Collect each line holding the string "Pateto".

(Records)
╔══
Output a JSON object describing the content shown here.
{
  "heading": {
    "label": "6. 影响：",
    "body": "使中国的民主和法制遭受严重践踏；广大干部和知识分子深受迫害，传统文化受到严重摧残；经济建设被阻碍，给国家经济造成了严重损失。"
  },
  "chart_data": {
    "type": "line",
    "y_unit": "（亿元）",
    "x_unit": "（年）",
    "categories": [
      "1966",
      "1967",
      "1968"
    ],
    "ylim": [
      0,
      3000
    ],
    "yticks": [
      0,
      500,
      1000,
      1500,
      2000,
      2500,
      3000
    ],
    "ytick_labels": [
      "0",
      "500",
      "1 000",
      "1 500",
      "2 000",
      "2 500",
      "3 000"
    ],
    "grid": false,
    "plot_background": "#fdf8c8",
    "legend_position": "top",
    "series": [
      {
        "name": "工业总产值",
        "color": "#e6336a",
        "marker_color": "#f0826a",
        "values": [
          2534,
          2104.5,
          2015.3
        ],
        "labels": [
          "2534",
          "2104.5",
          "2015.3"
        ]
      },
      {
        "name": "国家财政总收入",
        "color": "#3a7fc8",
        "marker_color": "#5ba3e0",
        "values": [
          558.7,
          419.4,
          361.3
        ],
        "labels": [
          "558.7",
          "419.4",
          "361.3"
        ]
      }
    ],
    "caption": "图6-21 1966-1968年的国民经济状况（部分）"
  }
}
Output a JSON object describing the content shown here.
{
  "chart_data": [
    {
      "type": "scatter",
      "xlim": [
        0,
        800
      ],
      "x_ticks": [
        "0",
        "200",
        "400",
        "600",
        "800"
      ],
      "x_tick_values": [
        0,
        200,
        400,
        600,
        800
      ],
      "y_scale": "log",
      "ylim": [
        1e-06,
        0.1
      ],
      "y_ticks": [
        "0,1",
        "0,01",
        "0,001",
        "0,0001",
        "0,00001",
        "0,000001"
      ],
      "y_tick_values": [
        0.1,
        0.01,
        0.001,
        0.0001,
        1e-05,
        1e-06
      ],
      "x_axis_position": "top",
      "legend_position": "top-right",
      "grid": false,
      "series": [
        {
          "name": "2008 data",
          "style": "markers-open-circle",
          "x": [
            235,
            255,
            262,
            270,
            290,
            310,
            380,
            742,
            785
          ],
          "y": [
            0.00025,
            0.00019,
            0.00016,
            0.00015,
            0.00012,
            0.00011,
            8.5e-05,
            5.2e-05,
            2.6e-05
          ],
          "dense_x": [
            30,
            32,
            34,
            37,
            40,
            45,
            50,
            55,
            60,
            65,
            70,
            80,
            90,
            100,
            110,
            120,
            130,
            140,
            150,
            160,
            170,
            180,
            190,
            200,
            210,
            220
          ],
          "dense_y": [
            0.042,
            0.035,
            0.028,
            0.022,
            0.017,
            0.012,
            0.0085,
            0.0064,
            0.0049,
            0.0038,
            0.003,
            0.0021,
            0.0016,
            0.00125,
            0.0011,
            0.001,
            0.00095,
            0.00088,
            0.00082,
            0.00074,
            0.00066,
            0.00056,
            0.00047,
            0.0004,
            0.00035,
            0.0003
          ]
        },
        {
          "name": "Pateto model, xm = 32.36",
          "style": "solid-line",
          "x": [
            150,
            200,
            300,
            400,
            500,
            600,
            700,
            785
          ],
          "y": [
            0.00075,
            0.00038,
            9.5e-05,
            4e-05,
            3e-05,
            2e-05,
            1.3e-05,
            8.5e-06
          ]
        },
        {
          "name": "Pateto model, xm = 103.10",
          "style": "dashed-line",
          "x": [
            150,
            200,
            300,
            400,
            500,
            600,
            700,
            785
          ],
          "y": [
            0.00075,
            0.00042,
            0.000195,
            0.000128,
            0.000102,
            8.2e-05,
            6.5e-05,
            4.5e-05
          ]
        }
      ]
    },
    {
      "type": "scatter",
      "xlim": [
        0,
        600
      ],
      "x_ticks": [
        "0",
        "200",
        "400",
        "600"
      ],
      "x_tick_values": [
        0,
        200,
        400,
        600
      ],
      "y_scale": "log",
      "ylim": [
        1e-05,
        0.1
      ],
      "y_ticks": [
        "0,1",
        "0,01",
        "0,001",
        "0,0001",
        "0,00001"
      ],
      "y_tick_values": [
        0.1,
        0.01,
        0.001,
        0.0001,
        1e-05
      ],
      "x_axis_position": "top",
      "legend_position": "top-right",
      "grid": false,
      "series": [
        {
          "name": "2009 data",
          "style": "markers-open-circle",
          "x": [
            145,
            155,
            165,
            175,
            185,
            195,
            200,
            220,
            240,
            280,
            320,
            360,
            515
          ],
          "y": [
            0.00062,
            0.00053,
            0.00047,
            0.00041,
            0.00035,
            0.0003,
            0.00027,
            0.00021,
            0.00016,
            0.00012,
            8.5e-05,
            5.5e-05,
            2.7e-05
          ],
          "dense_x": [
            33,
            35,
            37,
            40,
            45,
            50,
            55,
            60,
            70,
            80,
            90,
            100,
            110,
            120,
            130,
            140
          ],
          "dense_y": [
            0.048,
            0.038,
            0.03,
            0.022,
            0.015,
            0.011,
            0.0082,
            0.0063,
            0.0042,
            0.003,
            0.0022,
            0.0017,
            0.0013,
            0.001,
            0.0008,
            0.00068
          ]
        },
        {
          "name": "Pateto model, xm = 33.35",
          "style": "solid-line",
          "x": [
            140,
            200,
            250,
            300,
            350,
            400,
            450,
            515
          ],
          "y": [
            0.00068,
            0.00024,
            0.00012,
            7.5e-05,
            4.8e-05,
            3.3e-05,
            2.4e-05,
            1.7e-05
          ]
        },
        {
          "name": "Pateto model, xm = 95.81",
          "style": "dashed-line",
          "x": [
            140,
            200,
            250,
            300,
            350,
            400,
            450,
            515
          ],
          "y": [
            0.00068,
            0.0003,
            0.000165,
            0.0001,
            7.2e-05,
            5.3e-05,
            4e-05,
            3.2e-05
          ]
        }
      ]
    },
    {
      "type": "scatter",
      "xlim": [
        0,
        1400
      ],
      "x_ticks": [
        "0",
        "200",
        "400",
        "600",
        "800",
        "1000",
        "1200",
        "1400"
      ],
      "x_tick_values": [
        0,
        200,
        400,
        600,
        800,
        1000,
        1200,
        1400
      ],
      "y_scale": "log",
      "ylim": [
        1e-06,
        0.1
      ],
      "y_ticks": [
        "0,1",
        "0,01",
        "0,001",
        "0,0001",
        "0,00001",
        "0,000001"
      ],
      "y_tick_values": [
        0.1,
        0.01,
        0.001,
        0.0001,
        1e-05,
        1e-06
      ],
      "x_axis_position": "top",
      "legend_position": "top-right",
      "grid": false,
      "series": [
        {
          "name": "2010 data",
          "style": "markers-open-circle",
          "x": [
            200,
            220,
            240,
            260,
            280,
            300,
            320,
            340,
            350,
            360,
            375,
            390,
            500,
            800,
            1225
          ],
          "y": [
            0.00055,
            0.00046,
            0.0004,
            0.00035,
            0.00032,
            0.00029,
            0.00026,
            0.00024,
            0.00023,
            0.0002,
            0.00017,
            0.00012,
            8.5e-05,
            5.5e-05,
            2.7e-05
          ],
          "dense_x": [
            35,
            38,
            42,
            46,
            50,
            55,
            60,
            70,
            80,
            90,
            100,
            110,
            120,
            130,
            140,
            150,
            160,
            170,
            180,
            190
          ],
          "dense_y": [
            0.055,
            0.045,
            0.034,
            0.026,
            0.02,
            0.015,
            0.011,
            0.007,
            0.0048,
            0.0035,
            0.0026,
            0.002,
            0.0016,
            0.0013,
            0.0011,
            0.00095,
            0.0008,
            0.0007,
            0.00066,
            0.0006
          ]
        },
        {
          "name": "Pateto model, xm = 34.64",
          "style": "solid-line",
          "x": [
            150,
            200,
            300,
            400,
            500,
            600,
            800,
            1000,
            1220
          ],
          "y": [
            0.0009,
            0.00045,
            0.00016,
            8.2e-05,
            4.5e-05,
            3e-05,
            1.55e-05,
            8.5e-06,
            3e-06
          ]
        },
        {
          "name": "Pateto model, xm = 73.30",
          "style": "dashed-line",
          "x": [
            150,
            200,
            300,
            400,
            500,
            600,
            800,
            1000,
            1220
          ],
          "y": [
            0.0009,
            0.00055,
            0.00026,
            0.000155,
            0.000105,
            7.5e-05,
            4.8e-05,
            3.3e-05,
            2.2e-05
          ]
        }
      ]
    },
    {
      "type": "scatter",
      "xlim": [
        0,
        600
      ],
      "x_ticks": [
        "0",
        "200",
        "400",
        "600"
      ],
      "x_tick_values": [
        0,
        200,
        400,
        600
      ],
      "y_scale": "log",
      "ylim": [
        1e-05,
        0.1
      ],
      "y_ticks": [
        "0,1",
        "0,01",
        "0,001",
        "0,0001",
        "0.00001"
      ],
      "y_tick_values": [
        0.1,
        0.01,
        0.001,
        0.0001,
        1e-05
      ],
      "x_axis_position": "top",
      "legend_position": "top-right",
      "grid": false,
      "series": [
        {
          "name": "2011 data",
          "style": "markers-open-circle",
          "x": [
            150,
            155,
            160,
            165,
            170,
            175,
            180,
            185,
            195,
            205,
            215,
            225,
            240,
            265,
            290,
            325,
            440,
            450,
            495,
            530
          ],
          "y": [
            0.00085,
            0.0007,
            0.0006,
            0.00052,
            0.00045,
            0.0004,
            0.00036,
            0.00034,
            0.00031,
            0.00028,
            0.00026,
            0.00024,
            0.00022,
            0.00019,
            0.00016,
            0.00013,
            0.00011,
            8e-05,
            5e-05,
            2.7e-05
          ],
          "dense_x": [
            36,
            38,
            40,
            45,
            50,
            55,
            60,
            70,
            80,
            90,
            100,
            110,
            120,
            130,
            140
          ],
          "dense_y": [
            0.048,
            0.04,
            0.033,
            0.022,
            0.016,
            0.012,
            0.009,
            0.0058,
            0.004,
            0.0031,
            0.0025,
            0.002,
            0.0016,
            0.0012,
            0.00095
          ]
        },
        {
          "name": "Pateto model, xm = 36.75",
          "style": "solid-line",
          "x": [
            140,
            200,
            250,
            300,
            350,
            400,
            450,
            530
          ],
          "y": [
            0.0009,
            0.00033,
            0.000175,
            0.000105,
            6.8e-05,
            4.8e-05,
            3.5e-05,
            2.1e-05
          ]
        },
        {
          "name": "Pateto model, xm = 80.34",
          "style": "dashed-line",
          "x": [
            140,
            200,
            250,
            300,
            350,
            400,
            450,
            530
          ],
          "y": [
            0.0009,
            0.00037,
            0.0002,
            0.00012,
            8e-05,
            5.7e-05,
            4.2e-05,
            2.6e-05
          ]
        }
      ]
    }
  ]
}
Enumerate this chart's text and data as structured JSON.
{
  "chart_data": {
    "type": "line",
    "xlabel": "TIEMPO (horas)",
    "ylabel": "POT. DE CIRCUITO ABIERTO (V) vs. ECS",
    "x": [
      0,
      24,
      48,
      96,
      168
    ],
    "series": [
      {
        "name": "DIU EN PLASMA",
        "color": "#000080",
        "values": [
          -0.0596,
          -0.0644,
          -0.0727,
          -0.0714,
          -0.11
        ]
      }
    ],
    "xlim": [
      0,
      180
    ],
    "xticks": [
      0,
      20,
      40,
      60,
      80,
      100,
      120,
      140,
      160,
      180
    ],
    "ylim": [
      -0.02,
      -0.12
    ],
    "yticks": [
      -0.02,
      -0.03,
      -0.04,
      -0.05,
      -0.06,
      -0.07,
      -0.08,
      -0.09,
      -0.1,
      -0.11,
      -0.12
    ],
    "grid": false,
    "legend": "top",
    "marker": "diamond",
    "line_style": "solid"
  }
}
╚══
SOLVED EXERCISE >>
          "name": "Pateto model, xm = 32.36",
          "name": "Pateto model, xm = 103.10",
          "name": "Pateto model, xm = 33.35",
          "name": "Pateto model, xm = 95.81",
          "name": "Pateto model, xm = 34.64",
          "name": "Pateto model, xm = 73.30",
          "name": "Pateto model, xm = 36.75",
          "name": "Pateto model, xm = 80.34",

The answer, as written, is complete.